Objective:
Can the data below be echoed back word for word?
[BEGIN]
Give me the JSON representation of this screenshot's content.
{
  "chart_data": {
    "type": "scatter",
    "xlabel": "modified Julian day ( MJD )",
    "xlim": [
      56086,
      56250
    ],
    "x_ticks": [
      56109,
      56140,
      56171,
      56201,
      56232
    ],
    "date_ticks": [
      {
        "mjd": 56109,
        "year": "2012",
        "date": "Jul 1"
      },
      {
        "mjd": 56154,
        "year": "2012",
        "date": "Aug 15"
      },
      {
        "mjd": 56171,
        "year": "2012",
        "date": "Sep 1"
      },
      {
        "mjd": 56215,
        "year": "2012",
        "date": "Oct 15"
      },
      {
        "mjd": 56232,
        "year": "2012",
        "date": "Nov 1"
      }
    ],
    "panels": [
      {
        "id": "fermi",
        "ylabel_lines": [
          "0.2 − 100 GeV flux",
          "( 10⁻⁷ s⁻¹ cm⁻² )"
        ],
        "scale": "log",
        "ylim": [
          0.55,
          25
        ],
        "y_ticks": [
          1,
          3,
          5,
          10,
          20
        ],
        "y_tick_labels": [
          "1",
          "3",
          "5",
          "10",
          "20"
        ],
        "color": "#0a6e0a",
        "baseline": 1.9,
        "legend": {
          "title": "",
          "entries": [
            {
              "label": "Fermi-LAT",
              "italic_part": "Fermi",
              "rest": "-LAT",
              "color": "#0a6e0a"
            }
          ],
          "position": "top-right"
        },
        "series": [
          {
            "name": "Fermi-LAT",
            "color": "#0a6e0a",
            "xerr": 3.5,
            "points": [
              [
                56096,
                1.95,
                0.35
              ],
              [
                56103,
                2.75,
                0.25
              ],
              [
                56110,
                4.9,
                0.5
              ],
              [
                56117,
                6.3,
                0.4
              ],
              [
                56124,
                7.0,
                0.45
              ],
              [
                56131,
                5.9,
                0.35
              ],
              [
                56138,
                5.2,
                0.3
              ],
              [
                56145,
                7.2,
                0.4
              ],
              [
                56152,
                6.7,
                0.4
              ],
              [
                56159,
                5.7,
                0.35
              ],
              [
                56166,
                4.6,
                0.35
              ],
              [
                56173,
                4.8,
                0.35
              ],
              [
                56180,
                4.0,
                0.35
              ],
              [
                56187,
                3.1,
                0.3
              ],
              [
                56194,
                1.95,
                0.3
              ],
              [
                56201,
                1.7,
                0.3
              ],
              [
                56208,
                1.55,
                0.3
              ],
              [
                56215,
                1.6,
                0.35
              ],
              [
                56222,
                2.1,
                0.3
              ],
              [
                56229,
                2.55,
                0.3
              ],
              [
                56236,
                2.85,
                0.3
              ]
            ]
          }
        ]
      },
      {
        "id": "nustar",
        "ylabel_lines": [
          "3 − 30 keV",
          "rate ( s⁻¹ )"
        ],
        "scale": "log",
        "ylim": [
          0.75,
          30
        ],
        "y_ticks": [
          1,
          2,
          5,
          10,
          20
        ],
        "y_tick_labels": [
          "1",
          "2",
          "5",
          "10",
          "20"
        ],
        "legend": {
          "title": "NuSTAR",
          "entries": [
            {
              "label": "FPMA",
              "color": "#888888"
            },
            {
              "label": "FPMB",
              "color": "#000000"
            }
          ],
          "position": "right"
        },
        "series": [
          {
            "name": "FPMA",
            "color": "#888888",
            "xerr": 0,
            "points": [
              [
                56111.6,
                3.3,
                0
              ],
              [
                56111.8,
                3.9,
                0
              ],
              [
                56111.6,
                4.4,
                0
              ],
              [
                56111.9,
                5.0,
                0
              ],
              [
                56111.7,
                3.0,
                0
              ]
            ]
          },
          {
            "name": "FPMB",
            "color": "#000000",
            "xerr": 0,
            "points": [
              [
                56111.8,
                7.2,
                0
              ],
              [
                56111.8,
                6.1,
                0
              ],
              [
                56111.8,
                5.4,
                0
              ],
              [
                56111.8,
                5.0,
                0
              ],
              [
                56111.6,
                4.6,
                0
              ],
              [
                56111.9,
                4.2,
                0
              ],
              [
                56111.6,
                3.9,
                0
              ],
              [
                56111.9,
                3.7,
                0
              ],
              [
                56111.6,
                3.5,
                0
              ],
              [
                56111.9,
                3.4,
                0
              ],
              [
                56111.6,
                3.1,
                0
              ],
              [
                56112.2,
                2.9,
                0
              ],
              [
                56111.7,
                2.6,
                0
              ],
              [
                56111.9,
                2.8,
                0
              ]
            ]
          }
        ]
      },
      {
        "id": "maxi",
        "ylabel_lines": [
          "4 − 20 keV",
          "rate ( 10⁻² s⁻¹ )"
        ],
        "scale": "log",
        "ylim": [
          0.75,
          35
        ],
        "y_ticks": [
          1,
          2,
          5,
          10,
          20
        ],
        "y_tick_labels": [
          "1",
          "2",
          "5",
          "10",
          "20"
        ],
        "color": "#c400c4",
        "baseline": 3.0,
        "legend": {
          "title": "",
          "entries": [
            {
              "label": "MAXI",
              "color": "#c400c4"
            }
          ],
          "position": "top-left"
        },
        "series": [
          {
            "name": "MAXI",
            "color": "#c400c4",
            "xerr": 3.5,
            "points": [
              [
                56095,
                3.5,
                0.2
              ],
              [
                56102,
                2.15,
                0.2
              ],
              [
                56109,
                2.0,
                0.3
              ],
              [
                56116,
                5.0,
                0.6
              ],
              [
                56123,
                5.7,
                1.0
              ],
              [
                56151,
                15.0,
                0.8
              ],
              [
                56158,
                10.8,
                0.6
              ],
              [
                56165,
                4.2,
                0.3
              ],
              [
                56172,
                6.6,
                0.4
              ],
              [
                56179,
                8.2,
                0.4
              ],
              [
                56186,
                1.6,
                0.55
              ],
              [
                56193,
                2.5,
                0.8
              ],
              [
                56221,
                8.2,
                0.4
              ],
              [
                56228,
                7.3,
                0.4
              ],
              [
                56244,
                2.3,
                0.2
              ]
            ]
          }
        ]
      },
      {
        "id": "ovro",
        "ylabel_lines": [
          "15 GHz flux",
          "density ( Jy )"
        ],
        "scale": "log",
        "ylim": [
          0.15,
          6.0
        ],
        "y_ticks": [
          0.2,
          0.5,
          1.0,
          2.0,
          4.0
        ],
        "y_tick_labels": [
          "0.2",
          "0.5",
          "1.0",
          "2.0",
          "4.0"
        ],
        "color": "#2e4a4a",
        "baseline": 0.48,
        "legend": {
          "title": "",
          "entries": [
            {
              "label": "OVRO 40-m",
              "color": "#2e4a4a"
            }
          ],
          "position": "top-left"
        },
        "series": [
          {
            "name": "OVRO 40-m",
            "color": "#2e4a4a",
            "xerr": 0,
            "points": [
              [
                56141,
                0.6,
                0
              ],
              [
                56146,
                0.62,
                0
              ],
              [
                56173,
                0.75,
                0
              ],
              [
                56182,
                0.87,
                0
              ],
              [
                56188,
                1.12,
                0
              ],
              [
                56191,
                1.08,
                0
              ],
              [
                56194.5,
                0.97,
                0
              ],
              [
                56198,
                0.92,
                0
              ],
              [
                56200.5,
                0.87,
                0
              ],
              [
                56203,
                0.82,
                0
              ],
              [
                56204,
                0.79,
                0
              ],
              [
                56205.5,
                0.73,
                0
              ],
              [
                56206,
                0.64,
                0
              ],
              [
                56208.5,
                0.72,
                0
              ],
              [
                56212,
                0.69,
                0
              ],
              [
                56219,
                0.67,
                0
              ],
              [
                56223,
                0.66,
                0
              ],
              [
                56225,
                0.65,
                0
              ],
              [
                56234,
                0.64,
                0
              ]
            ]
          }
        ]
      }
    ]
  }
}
[END]
Result for this task:
Give me the JSON representation of this screenshot's content.
{
  "chart_data": {
    "type": "scatter",
    "xlabel": "modified Julian day ( MJD )",
    "xlim": [
      56086,
      56250
    ],
    "x_ticks": [
      56109,
      56140,
      56171,
      56201,
      56232
    ],
    "date_ticks": [
      {
        "mjd": 56109,
        "year": "2012",
        "date": "Jul 1"
      },
      {
        "mjd": 56154,
        "year": "2012",
        "date": "Aug 15"
      },
      {
        "mjd": 56171,
        "year": "2012",
        "date": "Sep 1"
      },
      {
        "mjd": 56215,
        "year": "2012",
        "date": "Oct 15"
      },
      {
        "mjd": 56232,
        "year": "2012",
        "date": "Nov 1"
      }
    ],
    "panels": [
      {
        "id": "fermi",
        "ylabel_lines": [
          "0.2 − 100 GeV flux",
          "( 10⁻⁷ s⁻¹ cm⁻² )"
        ],
        "scale": "log",
        "ylim": [
          0.55,
          25
        ],
        "y_ticks": [
          1,
          3,
          5,
          10,
          20
        ],
        "y_tick_labels": [
          "1",
          "3",
          "5",
          "10",
          "20"
        ],
        "color": "#0a6e0a",
        "baseline": 1.9,
        "legend": {
          "title": "",
          "entries": [
            {
              "label": "Fermi-LAT",
              "italic_part": "Fermi",
              "rest": "-LAT",
              "color": "#0a6e0a"
            }
          ],
          "position": "top-right"
        },
        "series": [
          {
            "name": "Fermi-LAT",
            "color": "#0a6e0a",
            "xerr": 3.5,
            "points": [
              [
                56096,
                1.95,
                0.35
              ],
              [
                56103,
                2.75,
                0.25
              ],
              [
                56110,
                4.9,
                0.5
              ],
              [
                56117,
                6.3,
                0.4
              ],
              [
                56124,
                7.0,
                0.45
              ],
              [
                56131,
                5.9,
                0.35
              ],
              [
                56138,
                5.2,
                0.3
              ],
              [
                56145,
                7.2,
                0.4
              ],
              [
                56152,
                6.7,
                0.4
              ],
              [
                56159,
                5.7,
                0.35
              ],
              [
                56166,
                4.6,
                0.35
              ],
              [
                56173,
                4.8,
                0.35
              ],
              [
                56180,
                4.0,
                0.35
              ],
              [
                56187,
                3.1,
                0.3
              ],
              [
                56194,
                1.95,
                0.3
              ],
              [
                56201,
                1.7,
                0.3
              ],
              [
                56208,
                1.55,
                0.3
              ],
              [
                56215,
                1.6,
                0.35
              ],
              [
                56222,
                2.1,
                0.3
              ],
              [
                56229,
                2.55,
                0.3
              ],
              [
                56236,
                2.85,
                0.3
              ]
            ]
          }
        ]
      },
      {
        "id": "nustar",
        "ylabel_lines": [
          "3 − 30 keV",
          "rate ( s⁻¹ )"
        ],
        "scale": "log",
        "ylim": [
          0.75,
          30
        ],
        "y_ticks": [
          1,
          2,
          5,
          10,
          20
        ],
        "y_tick_labels": [
          "1",
          "2",
          "5",
          "10",
          "20"
        ],
        "legend": {
          "title": "NuSTAR",
          "entries": [
            {
              "label": "FPMA",
              "color": "#888888"
            },
            {
              "label": "FPMB",
              "color": "#000000"
            }
          ],
          "position": "right"
        },
        "series": [
          {
            "name": "FPMA",
            "color": "#888888",
            "xerr": 0,
            "points": [
              [
                56111.6,
                3.3,
                0
              ],
              [
                56111.8,
                3.9,
                0
              ],
              [
                56111.6,
                4.4,
                0
              ],
              [
                56111.9,
                5.0,
                0
              ],
              [
                56111.7,
                3.0,
                0
              ]
            ]
          },
          {
            "name": "FPMB",
            "color": "#000000",
            "xerr": 0,
            "points": [
              [
                56111.8,
                7.2,
                0
              ],
              [
                56111.8,
                6.1,
                0
              ],
              [
                56111.8,
                5.4,
                0
              ],
              [
                56111.8,
                5.0,
                0
              ],
              [
                56111.6,
                4.6,
                0
              ],
              [
                56111.9,
                4.2,
                0
              ],
              [
                56111.6,
                3.9,
                0
              ],
              [
                56111.9,
                3.7,
                0
              ],
              [
                56111.6,
                3.5,
                0
              ],
              [
                56111.9,
                3.4,
                0
              ],
              [
                56111.6,
                3.1,
                0
              ],
              [
                56112.2,
                2.9,
                0
              ],
              [
                56111.7,
                2.6,
                0
              ],
              [
                56111.9,
                2.8,
                0
              ]
            ]
          }
        ]
      },
      {
        "id": "maxi",
        "ylabel_lines": [
          "4 − 20 keV",
          "rate ( 10⁻² s⁻¹ )"
        ],
        "scale": "log",
        "ylim": [
          0.75,
          35
        ],
        "y_ticks": [
          1,
          2,
          5,
          10,
          20
        ],
        "y_tick_labels": [
          "1",
          "2",
          "5",
          "10",
          "20"
        ],
        "color": "#c400c4",
        "baseline": 3.0,
        "legend": {
          "title": "",
          "entries": [
            {
              "label": "MAXI",
              "color": "#c400c4"
            }
          ],
          "position": "top-left"
        },
        "series": [
          {
            "name": "MAXI",
            "color": "#c400c4",
            "xerr": 3.5,
            "points": [
              [
                56095,
                3.5,
                0.2
              ],
              [
                56102,
                2.15,
                0.2
              ],
              [
                56109,
                2.0,
                0.3
              ],
              [
                56116,
                5.0,
                0.6
              ],
              [
                56123,
                5.7,
                1.0
              ],
              [
                56151,
                15.0,
                0.8
              ],
              [
                56158,
                10.8,
                0.6
              ],
              [
                56165,
                4.2,
                0.3
              ],
              [
                56172,
                6.6,
                0.4
              ],
              [
                56179,
                8.2,
                0.4
              ],
              [
                56186,
                1.6,
                0.55
              ],
              [
                56193,
                2.5,
                0.8
              ],
              [
                56221,
                8.2,
                0.4
              ],
              [
                56228,
                7.3,
                0.4
              ],
              [
                56244,
                2.3,
                0.2
              ]
            ]
          }
        ]
      },
      {
        "id": "ovro",
        "ylabel_lines": [
          "15 GHz flux",
          "density ( Jy )"
        ],
        "scale": "log",
        "ylim": [
          0.15,
          6.0
        ],
        "y_ticks": [
          0.2,
          0.5,
          1.0,
          2.0,
          4.0
        ],
        "y_tick_labels": [
          "0.2",
          "0.5",
          "1.0",
          "2.0",
          "4.0"
        ],
        "color": "#2e4a4a",
        "baseline": 0.48,
        "legend": {
          "title": "",
          "entries": [
            {
              "label": "OVRO 40-m",
              "color": "#2e4a4a"
            }
          ],
          "position": "top-left"
        },
        "series": [
          {
            "name": "OVRO 40-m",
            "color": "#2e4a4a",
            "xerr": 0,
            "points": [
              [
                56141,
                0.6,
                0
              ],
              [
                56146,
                0.62,
                0
              ],
              [
                56173,
                0.75,
                0
              ],
              [
                56182,
                0.87,
                0
              ],
              [
                56188,
                1.12,
                0
              ],
              [
                56191,
                1.08,
                0
              ],
              [
                56194.5,
                0.97,
                0
              ],
              [
                56198,
                0.92,
                0
              ],
              [
                56200.5,
                0.87,
                0
              ],
              [
                56203,
                0.82,
                0
              ],
              [
                56204,
                0.79,
                0
              ],
              [
                56205.5,
                0.73,
                0
              ],
              [
                56206,
                0.64,
                0
              ],
              [
                56208.5,
                0.72,
                0
              ],
              [
                56212,
                0.69,
                0
              ],
              [
                56219,
                0.67,
                0
              ],
              [
                56223,
                0.66,
                0
              ],
              [
                56225,
                0.65,
                0
              ],
              [
                56234,
                0.64,
                0
              ]
            ]
          }
        ]
      }
    ]
  }
}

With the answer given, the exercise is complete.